DATASET ->

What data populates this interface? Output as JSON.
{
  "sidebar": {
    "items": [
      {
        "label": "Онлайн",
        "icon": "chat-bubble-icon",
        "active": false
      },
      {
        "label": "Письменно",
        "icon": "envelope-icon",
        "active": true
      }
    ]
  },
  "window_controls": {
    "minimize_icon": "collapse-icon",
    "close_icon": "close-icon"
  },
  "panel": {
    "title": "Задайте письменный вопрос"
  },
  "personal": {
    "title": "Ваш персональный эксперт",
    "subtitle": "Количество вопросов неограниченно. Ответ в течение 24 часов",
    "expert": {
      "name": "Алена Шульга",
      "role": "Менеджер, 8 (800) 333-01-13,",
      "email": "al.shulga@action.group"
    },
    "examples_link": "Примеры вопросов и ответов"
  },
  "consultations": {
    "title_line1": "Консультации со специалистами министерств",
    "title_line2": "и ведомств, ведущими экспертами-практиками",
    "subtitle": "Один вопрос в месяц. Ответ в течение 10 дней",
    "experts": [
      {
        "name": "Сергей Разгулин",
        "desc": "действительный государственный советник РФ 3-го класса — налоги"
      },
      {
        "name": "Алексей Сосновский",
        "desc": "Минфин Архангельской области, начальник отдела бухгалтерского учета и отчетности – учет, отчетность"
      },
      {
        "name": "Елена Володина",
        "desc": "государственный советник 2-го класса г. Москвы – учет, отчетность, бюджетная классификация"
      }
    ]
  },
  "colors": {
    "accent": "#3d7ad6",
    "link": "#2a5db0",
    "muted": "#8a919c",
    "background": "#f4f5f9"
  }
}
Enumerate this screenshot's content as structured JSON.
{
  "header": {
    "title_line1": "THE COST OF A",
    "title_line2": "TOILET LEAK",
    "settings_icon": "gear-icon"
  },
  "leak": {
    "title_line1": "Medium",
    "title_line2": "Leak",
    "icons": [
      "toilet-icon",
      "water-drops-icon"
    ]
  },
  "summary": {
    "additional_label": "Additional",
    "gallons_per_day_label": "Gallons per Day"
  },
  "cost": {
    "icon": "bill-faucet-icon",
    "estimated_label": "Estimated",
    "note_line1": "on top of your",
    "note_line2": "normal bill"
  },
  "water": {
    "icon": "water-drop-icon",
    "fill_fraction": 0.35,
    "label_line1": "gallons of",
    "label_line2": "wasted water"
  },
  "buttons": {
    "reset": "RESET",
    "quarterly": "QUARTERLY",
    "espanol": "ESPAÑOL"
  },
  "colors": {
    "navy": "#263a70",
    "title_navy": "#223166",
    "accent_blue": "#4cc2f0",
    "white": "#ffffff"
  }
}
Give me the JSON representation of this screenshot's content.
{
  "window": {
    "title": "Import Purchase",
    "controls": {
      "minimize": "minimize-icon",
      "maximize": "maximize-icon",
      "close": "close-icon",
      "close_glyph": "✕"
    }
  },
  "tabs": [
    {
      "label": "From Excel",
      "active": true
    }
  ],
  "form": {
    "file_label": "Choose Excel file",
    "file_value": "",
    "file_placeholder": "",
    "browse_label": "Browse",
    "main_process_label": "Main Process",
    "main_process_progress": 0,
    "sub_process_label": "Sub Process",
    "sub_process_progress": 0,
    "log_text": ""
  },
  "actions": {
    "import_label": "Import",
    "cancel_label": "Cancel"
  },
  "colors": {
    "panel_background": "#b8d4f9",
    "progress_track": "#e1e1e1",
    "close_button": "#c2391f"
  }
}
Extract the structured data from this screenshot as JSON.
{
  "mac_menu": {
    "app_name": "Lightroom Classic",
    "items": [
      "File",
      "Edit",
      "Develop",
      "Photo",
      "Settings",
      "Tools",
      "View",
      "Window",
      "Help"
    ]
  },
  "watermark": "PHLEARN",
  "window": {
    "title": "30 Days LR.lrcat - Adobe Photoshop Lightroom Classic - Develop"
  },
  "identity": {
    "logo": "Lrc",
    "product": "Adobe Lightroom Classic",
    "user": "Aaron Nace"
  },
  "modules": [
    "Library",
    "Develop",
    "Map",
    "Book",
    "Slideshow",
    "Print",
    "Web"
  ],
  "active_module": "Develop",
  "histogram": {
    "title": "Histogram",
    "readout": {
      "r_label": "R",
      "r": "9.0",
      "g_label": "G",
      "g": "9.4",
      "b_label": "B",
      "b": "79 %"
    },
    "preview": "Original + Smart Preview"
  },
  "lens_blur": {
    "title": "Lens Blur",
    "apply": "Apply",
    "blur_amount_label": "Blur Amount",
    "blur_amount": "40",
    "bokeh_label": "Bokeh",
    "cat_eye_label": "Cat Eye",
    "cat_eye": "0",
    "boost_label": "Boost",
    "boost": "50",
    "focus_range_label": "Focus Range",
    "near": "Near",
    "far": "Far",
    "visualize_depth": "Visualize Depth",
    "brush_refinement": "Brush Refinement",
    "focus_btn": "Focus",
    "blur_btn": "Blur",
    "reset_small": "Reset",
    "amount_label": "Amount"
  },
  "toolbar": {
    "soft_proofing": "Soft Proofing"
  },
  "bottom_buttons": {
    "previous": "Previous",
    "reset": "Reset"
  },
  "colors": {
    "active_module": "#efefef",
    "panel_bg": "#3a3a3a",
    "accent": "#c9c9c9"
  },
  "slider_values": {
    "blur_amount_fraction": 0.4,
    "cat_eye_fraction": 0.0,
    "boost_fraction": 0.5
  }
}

INSTRUCTIONS FOR THE TASK -> Search the entries for "JSON" and copy out each line that has it.

RIGHT ANSWER ->
What data populates this interface? Output as JSON.
Enumerate this screenshot's content as structured JSON.
Give me the JSON representation of this screenshot's content.
Extract the structured data from this screenshot as JSON.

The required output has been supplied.